Set problem =>
Each record below should be output verbatim, without pictures.

Data records =>
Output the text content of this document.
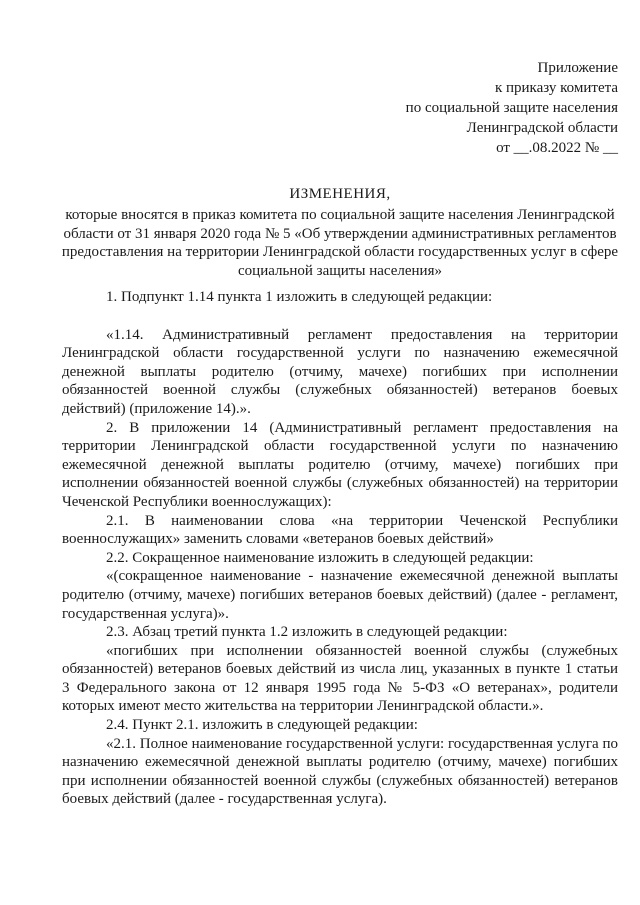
Приложение
к приказу комитета
по социальной защите населения
Ленинградской области
от __.08.2022 № __
ИЗМЕНЕНИЯ,
которые вносятся в приказ комитета по социальной защите населения Ленинградской области от 31 января 2020 года № 5 «Об утверждении административных регламентов предоставления на территории Ленинградской области государственных услуг в сфере социальной защиты населения»

1. Подпункт 1.14 пункта 1 изложить в следующей редакции:

«1.14. Административный регламент предоставления на территории Ленинградской области государственной услуги по назначению ежемесячной денежной выплаты родителю (отчиму, мачехе) погибших при исполнении обязанностей военной службы (служебных обязанностей) ветеранов боевых действий) (приложение 14).».

2. В приложении 14 (Административный регламент предоставления на территории Ленинградской области государственной услуги по назначению ежемесячной денежной выплаты родителю (отчиму, мачехе) погибших при исполнении обязанностей военной службы (служебных обязанностей) на территории Чеченской Республики военнослужащих):

2.1. В наименовании слова «на территории Чеченской Республики военнослужащих» заменить словами «ветеранов боевых действий»

2.2. Сокращенное наименование изложить в следующей редакции:

«(сокращенное наименование - назначение ежемесячной денежной выплаты родителю (отчиму, мачехе) погибших ветеранов боевых действий) (далее - регламент, государственная услуга)».

2.3. Абзац третий пункта 1.2 изложить в следующей редакции:

«погибших при исполнении обязанностей военной службы (служебных обязанностей) ветеранов боевых действий из числа лиц, указанных в пункте 1 статьи 3 Федерального закона от 12 января 1995 года № 5-ФЗ «О ветеранах», родители которых имеют место жительства на территории Ленинградской области.».

2.4. Пункт 2.1. изложить в следующей редакции:

«2.1. Полное наименование государственной услуги: государственная услуга по назначению ежемесячной денежной выплаты родителю (отчиму, мачехе) погибших при исполнении обязанностей военной службы (служебных обязанностей) ветеранов боевых действий (далее - государственная услуга).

Task result =>
Output the text content of this document.
Приложение
к приказу комитета
по социальной защите населения
Ленинградской области
от __.08.2022 № __
ИЗМЕНЕНИЯ,
которые вносятся в приказ комитета по социальной защите населения Ленинградской области от 31 января 2020 года № 5 «Об утверждении административных регламентов предоставления на территории Ленинградской области государственных услуг в сфере социальной защиты населения»

1. Подпункт 1.14 пункта 1 изложить в следующей редакции:

«1.14. Административный регламент предоставления на территории Ленинградской области государственной услуги по назначению ежемесячной денежной выплаты родителю (отчиму, мачехе) погибших при исполнении обязанностей военной службы (служебных обязанностей) ветеранов боевых действий) (приложение 14).».

2. В приложении 14 (Административный регламент предоставления на территории Ленинградской области государственной услуги по назначению ежемесячной денежной выплаты родителю (отчиму, мачехе) погибших при исполнении обязанностей военной службы (служебных обязанностей) на территории Чеченской Республики военнослужащих):

2.1. В наименовании слова «на территории Чеченской Республики военнослужащих» заменить словами «ветеранов боевых действий»

2.2. Сокращенное наименование изложить в следующей редакции:

«(сокращенное наименование - назначение ежемесячной денежной выплаты родителю (отчиму, мачехе) погибших ветеранов боевых действий) (далее - регламент, государственная услуга)».

2.3. Абзац третий пункта 1.2 изложить в следующей редакции:

«погибших при исполнении обязанностей военной службы (служебных обязанностей) ветеранов боевых действий из числа лиц, указанных в пункте 1 статьи 3 Федерального закона от 12 января 1995 года № 5-ФЗ «О ветеранах», родители которых имеют место жительства на территории Ленинградской области.».

2.4. Пункт 2.1. изложить в следующей редакции:

«2.1. Полное наименование государственной услуги: государственная услуга по назначению ежемесячной денежной выплаты родителю (отчиму, мачехе) погибших при исполнении обязанностей военной службы (служебных обязанностей) ветеранов боевых действий (далее - государственная услуга).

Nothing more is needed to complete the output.